* Begin Quoted text *

About Barbershop
TodayThere are over 40,000 barbershop singers around the world. These are loosely connected through great camaraderie with parent associations in each Country like BHA (Barbershop Harmony Australia. Our 'Parent' association in America has recently updated its name to BHS 'Barbershop Harmony Society'.
Since the rebirth in 1938 of barbershop singing in America it has gradually spread around the world. Apart from the special close harmony used groups shy away from the word 'choir' since this a cappella art form is performed without manuscript and is presented often with movements to 'sell' the song.
History
The true origins of barbershop singing are somewhat clouded and the extent to which 'barbershop singing' is defined probably determines where the history starts.
It is true that in the sixteenth and seventeenth centuries, informal music making (both vocal and instrumental) was common in British and European barbershops. The practice declined there in the eighteenth century, but was exported to America where it steadily grew in popularity.
By the end of the nineteenth century, the barbershop quartet movement had become a strong musical tradition among amateur musicians. This type of singing involving an a cappella group of two tenors, a baritone and a bass singing arrangements of popular songs in close-position harmonies with much chromaticism flourished between 1895 and 1930. Its widespread popularity owed much to both the traveling vaudeville and variety shows of the late nineteenth century, which usually included a barbershop quartet as one of the acts, and the fledgling recording industry of the early twentieth century.
The first immigrants to the new world (USA) brought with them a musical repertoire that included hymns, psalms, and folk songs. These simple songs were often sung in four parts with the melody set in the second lowest voice.

* End Quoted text *
* Begin Dataset *

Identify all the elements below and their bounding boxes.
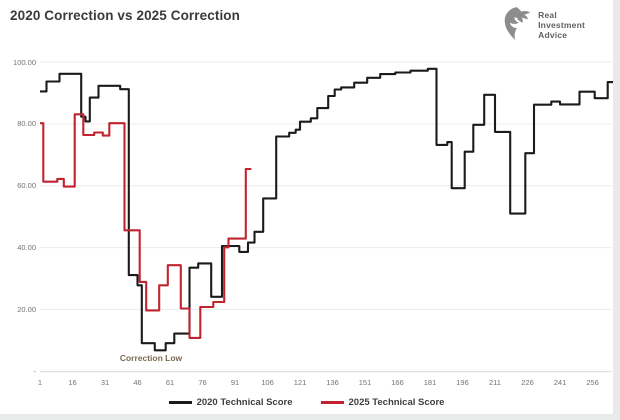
- y-tick-label: 20.00: [17, 304, 36, 314]
- x-tick-label: 46: [133, 378, 142, 387]
- x-tick-label: 121: [293, 378, 307, 387]
- chart-card: 2020 Correction vs 2025 Correction Real …: [0, 0, 613, 414]
- x-tick-label: 136: [326, 378, 339, 387]
- x-tick-label: 166: [391, 378, 404, 387]
- x-tick-label: 1: [37, 378, 43, 387]
- logo-line-3: Advice: [538, 30, 568, 40]
- legend-item-2020: 2020 Technical Score: [168, 397, 293, 408]
- brand-logo-text: Real Investment Advice: [538, 6, 585, 40]
- legend-label-2025: 2025 Technical Score: [348, 397, 445, 408]
- chart-title: 2020 Correction vs 2025 Correction: [10, 8, 240, 23]
- x-tick-label: 16: [68, 378, 77, 387]
- x-tick-label: 256: [586, 378, 599, 387]
- x-tick-label: 91: [230, 378, 240, 387]
- correction-low-annotation: Correction Low: [119, 353, 183, 363]
- y-tick-label: 100.00: [13, 57, 36, 67]
- x-tick-label: 61: [165, 378, 175, 387]
- x-tick-label: 76: [198, 378, 207, 387]
- logo-line-2: Investment: [538, 20, 585, 30]
- y-tick-label: -: [33, 366, 37, 376]
- y-tick-label: 80.00: [17, 119, 36, 129]
- x-tick-label: 181: [423, 378, 437, 387]
- x-tick-label: 211: [489, 378, 501, 387]
- x-tick-label: 196: [456, 378, 469, 387]
- y-tick-label: 60.00: [17, 181, 36, 191]
- eagle-logo-icon: [504, 7, 531, 40]
- x-tick-label: 31: [100, 378, 110, 387]
- chart-legend: 2020 Technical Score 2025 Technical Scor…: [0, 397, 613, 408]
- x-tick-label: 241: [553, 378, 567, 387]
- logo-line-1: Real: [538, 10, 557, 20]
- series-line-2025-technical-score: [40, 113, 252, 339]
- series-line-2020-technical-score: [40, 67, 613, 352]
- legend-item-2025: 2025 Technical Score: [320, 397, 445, 408]
- plot-area: [40, 61, 613, 373]
- legend-swatch-2025: [320, 401, 344, 404]
- x-tick-label: 151: [358, 378, 372, 387]
- legend-swatch-2020: [168, 401, 192, 404]
- y-tick-label: 40.00: [17, 243, 36, 253]
- x-tick-label: 106: [261, 378, 274, 387]
- legend-label-2020: 2020 Technical Score: [196, 397, 293, 408]
- x-tick-label: 226: [521, 378, 534, 387]
- brand-logo: Real Investment Advice: [502, 6, 585, 42]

* End Dataset *

Work instructions
(A) According to the text about barbershop singing, between which years did the a cappella quartet style flourish?
(B) In the barbershop text, rewrite the passage from "Since the rebirth" up to and including "to 'sell' the song.", putting "unaccompanied" in place of "a cappella".
(C) Extend the text on barbershop singing, picking up after its last sentence.

The replies
(A) Between 1895 and 1930.

(B)
Since the rebirth in 1938 of barbershop singing in America it has gradually spread around the world. Apart from the special close harmony used groups shy away from the word 'choir' since this unaccompanied art form is performed without manuscript and is presented often with movements to 'sell' the song.

(C)
Minstrel shows of the mid-1800s often consisted of the white singers in black face (later black singers themselves) performing songs and sketches based on a romanticized vision of plantation life. As the minstrel show was supplanted by the equally popular vaudeville, the tradition of close harmony quartets remained, often as a "four act" combining music with ethnic comedy that would be scandalous by modern standards.
The "barbershop" style of music is first associated with black southern quartets of the 1870s, such as 'The American Four' and 'The Hamtown Students'. The African influence is particularly notable in the improvisational nature of the harmonization, and the flexing of melody to produce harmonies in "swipes" and "snakes." Black quartets, "cracking a chord" were commonplace at places like Joe Sarpy's Cut Rate Shaving Parlour in St. Louis, or in Jacksonville, Florida, where, black historian James Weldon Johnson writes, "every barbershop seemed to have its own quartet."
The first written use of the word "barbershop" when referring to harmonizing occurred in 1910, with the publication of the song, "Play That Barbershop Chord" - evidence that the term was in common parlance by that time.
Shortly after World War 1 the popularity of barbershop music began to wane. With increasing urbanisation, the spread of the automobile, Prohibition, the tempo of life because faster. Radio provided people with music easily and instantly, music was more dance oriented and sophisticated also less vocally suitable and folksy. The Depression of the 1930's was also a harsh blow, and the simple sweetness of barbershop harmony went into hibernation...until 1938...
The Following text is Courtesy of Heritage Hall Museum of Barbershop Harmony located in Kenosha, Wisconsin.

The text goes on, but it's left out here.